__EXERCISE BRIEF__:
Extract every line where the string "JSON" appears.

__INPUT DATA__:
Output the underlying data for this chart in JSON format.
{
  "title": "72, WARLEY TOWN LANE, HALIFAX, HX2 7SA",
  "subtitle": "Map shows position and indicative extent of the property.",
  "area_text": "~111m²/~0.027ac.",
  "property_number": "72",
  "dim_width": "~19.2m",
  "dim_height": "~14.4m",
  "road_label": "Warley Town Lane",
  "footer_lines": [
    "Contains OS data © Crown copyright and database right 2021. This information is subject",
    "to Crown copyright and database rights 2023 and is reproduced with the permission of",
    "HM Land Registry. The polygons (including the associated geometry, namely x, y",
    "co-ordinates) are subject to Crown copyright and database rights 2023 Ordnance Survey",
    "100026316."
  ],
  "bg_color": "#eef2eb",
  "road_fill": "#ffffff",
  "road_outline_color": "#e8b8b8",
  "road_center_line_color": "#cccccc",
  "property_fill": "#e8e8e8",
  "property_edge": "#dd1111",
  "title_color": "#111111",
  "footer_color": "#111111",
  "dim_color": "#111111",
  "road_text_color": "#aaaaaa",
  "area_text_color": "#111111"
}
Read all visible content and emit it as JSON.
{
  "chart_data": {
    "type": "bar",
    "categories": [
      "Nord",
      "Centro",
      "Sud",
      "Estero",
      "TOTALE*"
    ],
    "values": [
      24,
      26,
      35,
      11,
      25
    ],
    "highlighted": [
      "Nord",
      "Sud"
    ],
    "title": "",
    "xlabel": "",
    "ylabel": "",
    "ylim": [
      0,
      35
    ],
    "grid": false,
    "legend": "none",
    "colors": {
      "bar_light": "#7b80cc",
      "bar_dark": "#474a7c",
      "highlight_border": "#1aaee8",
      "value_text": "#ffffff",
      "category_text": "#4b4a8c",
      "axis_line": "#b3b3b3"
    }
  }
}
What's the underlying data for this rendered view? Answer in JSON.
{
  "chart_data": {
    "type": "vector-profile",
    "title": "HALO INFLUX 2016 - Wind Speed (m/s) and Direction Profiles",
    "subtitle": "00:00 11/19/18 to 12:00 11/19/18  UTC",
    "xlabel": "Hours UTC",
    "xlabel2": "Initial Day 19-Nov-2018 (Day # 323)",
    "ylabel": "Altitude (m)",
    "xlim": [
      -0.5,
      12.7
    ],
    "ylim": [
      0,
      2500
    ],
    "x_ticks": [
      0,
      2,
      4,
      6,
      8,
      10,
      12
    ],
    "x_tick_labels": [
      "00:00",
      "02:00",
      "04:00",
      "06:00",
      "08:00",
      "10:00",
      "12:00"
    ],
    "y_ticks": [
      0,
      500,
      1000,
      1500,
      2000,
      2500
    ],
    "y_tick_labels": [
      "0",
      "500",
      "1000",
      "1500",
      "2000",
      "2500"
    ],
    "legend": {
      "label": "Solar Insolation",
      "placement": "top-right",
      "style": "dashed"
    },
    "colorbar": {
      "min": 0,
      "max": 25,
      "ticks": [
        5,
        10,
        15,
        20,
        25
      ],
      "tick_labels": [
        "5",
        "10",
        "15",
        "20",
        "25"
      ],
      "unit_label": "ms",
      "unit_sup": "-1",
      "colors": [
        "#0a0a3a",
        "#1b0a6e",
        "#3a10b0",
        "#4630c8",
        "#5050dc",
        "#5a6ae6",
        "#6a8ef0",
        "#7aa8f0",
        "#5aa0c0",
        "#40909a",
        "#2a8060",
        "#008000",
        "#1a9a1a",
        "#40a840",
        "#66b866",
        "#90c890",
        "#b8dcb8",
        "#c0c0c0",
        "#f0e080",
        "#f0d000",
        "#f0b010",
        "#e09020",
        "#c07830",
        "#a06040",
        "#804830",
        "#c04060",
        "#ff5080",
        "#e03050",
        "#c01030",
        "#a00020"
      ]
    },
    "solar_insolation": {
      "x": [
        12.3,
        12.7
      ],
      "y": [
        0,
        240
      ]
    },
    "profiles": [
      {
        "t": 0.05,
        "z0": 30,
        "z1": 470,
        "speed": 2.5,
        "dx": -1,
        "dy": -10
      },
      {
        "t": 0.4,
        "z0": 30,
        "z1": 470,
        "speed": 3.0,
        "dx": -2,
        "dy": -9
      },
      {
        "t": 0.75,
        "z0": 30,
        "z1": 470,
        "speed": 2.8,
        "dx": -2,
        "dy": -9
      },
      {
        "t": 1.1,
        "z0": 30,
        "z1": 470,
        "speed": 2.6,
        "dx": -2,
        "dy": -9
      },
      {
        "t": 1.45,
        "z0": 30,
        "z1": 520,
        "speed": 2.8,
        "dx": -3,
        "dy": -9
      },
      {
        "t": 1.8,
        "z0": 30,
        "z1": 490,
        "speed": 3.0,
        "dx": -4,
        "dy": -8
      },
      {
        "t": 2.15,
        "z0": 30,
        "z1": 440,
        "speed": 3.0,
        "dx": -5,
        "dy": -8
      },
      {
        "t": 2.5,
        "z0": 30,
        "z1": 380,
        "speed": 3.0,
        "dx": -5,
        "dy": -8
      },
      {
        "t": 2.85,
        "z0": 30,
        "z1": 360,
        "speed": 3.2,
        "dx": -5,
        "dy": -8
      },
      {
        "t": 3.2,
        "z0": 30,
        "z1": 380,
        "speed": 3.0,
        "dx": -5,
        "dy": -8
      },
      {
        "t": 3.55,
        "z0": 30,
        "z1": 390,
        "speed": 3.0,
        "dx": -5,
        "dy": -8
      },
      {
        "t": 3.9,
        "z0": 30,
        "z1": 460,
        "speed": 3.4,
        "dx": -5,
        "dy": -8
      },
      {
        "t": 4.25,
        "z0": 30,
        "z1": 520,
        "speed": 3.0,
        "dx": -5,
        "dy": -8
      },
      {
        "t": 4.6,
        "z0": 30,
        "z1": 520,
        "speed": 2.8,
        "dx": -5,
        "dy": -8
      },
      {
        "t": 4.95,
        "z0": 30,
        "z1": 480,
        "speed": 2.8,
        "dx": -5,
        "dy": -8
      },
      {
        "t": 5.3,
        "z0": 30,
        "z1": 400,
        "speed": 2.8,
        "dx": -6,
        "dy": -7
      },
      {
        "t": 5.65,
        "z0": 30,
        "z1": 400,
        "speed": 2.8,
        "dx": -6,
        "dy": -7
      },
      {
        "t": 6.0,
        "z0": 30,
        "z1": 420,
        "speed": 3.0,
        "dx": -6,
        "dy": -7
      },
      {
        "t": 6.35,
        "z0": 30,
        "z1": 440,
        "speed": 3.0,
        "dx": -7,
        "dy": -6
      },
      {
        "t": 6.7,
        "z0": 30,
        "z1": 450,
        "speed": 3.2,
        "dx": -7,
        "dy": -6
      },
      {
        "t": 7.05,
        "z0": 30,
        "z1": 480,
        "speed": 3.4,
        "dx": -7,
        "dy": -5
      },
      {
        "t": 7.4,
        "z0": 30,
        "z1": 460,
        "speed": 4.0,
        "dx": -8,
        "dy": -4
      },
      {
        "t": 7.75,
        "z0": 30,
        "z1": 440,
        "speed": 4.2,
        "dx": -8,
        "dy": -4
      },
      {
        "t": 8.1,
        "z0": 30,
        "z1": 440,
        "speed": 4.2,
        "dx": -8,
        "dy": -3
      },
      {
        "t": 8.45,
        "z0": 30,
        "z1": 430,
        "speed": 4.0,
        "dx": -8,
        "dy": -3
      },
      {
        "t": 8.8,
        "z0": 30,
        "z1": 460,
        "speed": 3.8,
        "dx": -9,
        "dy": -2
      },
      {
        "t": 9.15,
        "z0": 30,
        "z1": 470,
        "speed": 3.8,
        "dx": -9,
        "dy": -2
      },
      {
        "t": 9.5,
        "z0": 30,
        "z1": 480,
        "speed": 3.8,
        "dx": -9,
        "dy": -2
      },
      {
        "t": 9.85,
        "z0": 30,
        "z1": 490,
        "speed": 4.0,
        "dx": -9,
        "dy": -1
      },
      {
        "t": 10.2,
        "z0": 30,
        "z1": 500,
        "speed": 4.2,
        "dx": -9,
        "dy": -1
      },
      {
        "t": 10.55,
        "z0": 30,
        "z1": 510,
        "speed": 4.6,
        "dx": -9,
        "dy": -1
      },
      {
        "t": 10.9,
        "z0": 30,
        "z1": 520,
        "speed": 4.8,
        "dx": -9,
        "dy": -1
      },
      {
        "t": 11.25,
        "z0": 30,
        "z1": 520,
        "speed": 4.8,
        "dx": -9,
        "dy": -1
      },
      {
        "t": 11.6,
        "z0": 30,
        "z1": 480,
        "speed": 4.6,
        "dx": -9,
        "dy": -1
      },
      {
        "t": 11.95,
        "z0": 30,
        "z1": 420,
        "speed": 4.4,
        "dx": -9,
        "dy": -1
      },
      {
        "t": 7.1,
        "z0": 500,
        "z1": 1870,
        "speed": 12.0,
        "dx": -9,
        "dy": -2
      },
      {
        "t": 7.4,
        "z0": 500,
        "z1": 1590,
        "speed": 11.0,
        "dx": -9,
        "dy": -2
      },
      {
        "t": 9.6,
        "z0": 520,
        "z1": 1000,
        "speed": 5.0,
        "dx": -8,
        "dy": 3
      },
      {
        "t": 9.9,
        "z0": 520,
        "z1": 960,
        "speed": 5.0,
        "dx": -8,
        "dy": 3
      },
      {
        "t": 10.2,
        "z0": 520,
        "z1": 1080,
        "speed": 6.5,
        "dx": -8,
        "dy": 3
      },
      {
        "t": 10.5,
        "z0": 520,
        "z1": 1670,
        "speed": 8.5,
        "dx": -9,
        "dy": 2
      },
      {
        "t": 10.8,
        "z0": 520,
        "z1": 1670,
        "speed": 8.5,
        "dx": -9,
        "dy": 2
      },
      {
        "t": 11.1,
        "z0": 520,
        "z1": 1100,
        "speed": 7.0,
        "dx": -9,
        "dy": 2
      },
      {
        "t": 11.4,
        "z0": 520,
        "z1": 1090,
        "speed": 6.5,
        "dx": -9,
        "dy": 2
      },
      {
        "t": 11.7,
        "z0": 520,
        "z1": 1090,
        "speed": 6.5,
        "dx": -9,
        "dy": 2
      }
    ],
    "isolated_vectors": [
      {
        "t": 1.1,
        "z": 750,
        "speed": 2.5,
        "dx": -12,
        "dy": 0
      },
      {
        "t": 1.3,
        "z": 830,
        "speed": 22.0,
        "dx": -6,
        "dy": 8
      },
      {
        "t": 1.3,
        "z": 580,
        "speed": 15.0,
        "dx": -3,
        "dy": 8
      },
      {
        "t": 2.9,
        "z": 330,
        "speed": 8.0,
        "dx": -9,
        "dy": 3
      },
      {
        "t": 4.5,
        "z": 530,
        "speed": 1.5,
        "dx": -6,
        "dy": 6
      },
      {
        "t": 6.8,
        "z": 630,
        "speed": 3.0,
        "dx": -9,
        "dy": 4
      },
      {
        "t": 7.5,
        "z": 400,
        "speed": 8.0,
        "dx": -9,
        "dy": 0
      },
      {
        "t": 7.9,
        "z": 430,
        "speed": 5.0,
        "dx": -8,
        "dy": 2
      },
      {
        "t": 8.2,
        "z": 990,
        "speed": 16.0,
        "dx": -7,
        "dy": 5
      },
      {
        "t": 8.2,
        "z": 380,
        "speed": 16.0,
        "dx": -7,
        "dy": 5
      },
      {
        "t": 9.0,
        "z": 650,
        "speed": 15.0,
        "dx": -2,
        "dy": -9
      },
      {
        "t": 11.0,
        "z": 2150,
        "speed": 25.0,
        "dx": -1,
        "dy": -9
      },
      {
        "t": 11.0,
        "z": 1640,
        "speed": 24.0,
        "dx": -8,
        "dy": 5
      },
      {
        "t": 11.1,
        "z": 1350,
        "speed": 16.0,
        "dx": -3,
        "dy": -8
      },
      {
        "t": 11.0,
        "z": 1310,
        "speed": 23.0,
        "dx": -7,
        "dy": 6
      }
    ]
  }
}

__FINISHED EXERCISE__:
Output the underlying data for this chart in JSON format.
Read all visible content and emit it as JSON.
What's the underlying data for this rendered view? Answer in JSON.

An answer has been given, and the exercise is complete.